【臨済録】やさしい現代語訳・解説 示衆40

2023/09/08
 

 

こんにちは!

今回は、「もっと得させろ!」とエゴイズムは叫ぶ。

 

①読み下し文

祗(た)だ諸方の六度万行を以って仏法と為すと説くが如きは、我は道(い)う、是れ荘厳門(しょうごんもん)、仏事門なり、是れ仏法に非ずと。

乃至(ないし)持斎持戒(じさいじかい)、油を擎(ささ)げてコボさざるも、道眼(どうげん)明らかならず、尽(ことごと)く須(すべか)らく債(さい)を抵(いた)すべく、飯錢(はんせん)を索(もと)めらるる日有らん。

何が故(ゆえ)に此(かく)の如くなる。道に入って理に通ぜず、身を復(かえ)して信施(しんせ)を還(かえ)す。

長者八十一、其(そ)の樹耳(くさびら)を生ぜず。乃至孤峰独宿(ないしこほうどくしゅく)、一食卯斎(いちじきぼうさい)、長坐不臥(ちょうざふが)、六時行道(ろくじぎょうどう)するも、皆な是れ造業底(ぞうごうてい)の人なり。

乃至頭目髄脳(ずもくずいのう)、国城妻子、象馬七珍(ぞうめななちん)、尽(ことごと)く皆な捨施(しゃせ)するも、是(かく)の如き等(とう)の見(けん)は、皆な是れ身心を苦しむるが故に、還(かえ)って苦果を招く。

如(し)かず、無事にして純一無雑(じゅんいつむぞう)ならんには。乃至十地満心(じゅうじまんしん)の菩薩も、皆な此の道流(どうる)の蹤跡(しょうせき)を求むるに、了(つい)に得(う)べからず。所以(ゆえ)に諸天歓喜し、地神(じしん)足を捧(ささ)げ、十方の諸仏も称歎(しょうたん)せざるは無し。

何に縁(よ)ってか此(かく)の如くなる。今聴法する道人、用処蹤跡無きが為なり。

 

②私訳

一般に言われている、布施・忍辱・精進・禅定・智慧の六波羅蜜、これらを仏法であるとするむきもある。しかし、ワシに言わせれば、そのようなものは仏教宣伝の派手な飾りであり看板にすぎぬ。

データ行 »

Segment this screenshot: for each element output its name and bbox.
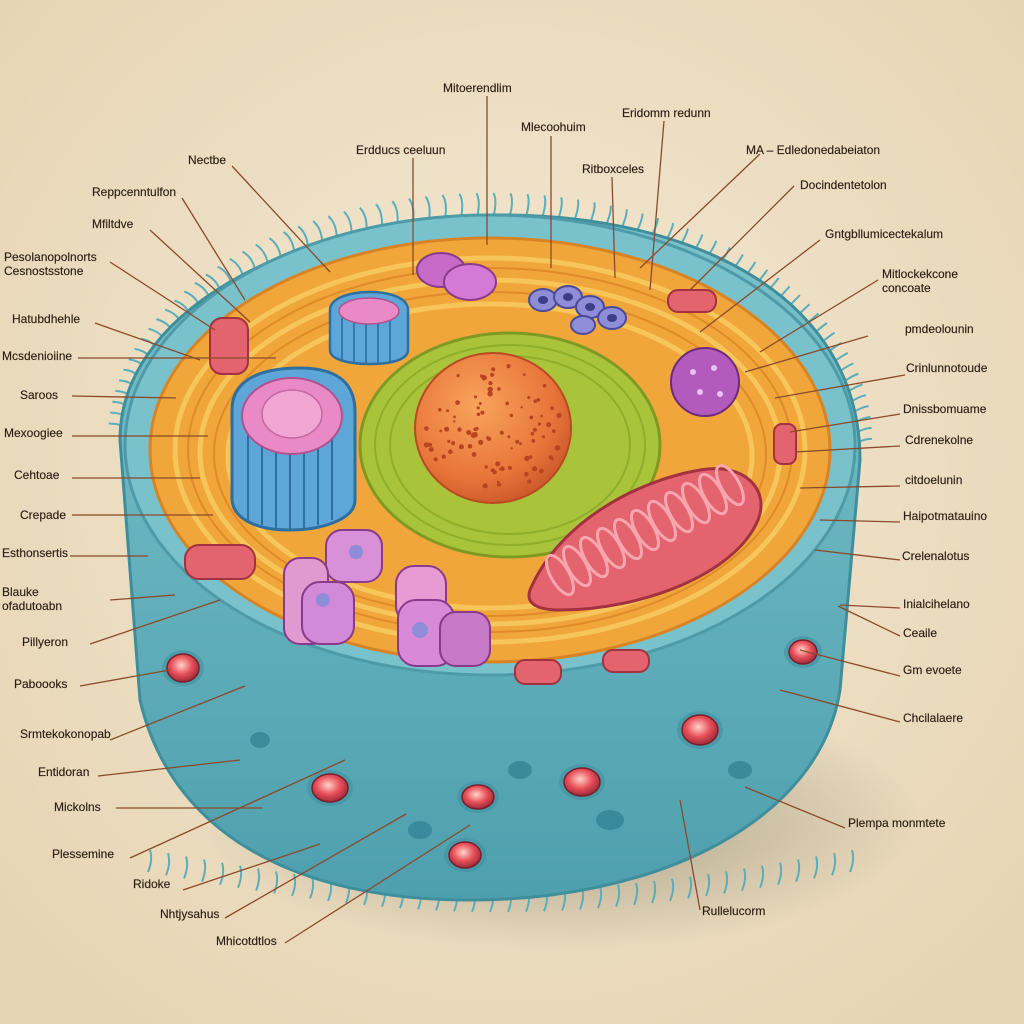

記述問題 A » 臨済録の解説文のうち、「祗(た)だ諸方の六度万行を以」を含む語句で始まり「(しょうたん)せざるは無し。」で終わる部分を、一字も変えずに書き写して返しなさい。
記述問題 B » 臨済録の解説文を、示された最後の文の後から再開して書き継ぎなさい。

期待される出力 A »
祗(た)だ諸方の六度万行を以って仏法と為すと説くが如きは、我は道(い)う、是れ荘厳門(しょうごんもん)、仏事門なり、是れ仏法に非ずと。

乃至(ないし)持斎持戒(じさいじかい)、油を擎(ささ)げてコボさざるも、道眼(どうげん)明らかならず、尽(ことごと)く須(すべか)らく債(さい)を抵(いた)すべく、飯錢(はんせん)を索(もと)めらるる日有らん。

何が故(ゆえ)に此(かく)の如くなる。道に入って理に通ぜず、身を復(かえ)して信施(しんせ)を還(かえ)す。

長者八十一、其(そ)の樹耳(くさびら)を生ぜず。乃至孤峰独宿(ないしこほうどくしゅく)、一食卯斎(いちじきぼうさい)、長坐不臥(ちょうざふが)、六時行道(ろくじぎょうどう)するも、皆な是れ造業底(ぞうごうてい)の人なり。

乃至頭目髄脳(ずもくずいのう)、国城妻子、象馬七珍(ぞうめななちん)、尽(ことごと)く皆な捨施(しゃせ)するも、是(かく)の如き等(とう)の見(けん)は、皆な是れ身心を苦しむるが故に、還(かえ)って苦果を招く。

如(し)かず、無事にして純一無雑(じゅんいつむぞう)ならんには。乃至十地満心(じゅうじまんしん)の菩薩も、皆な此の道流(どうる)の蹤跡(しょうせき)を求むるに、了(つい)に得(う)べからず。所以(ゆえ)に諸天歓喜し、地神(じしん)足を捧(ささ)げ、十方の諸仏も称歎(しょうたん)せざるは無し。

期待される出力 B »
また、戒を守って、油を捧げてこぼさないような綿密な修行を積んでも、確かな眼は育たない。布施を無駄遣いしたと、閻魔大王に飯代を請求される日がきっとくる。

なぜなら、仏道に入っても理解がなければ、受けた布施は生まれかわって返済しなければならないのだ。昔、ある長者の庭に81歳の年まで庭にキクラゲが生えた。このキクラゲは、かつて長者から供養を受けた僧の生まれ変わりだった、という話もある。

また、弧峰に独居し、一日一食、坐禅に明け暮れ、勤行に励んだとしても、皆これ業をかえって強くしてしまっているのだ。

また、自分の頭や目、国城妻子、象や馬、七宝など、ことごとく布施したとしても、そのような態度は身心を苦しめるだけで、かえってまずいことになる。

無事にして、純粋な心でいるのが一番だ。

十段階の修行をすべて成就した菩薩がいるが、その修行の跡をたどってみようとしたが、ついにわからなかった。

だから、諸天の神々も歓喜し、地の神も足を捧げ、十方の神々もことごとく称賛する。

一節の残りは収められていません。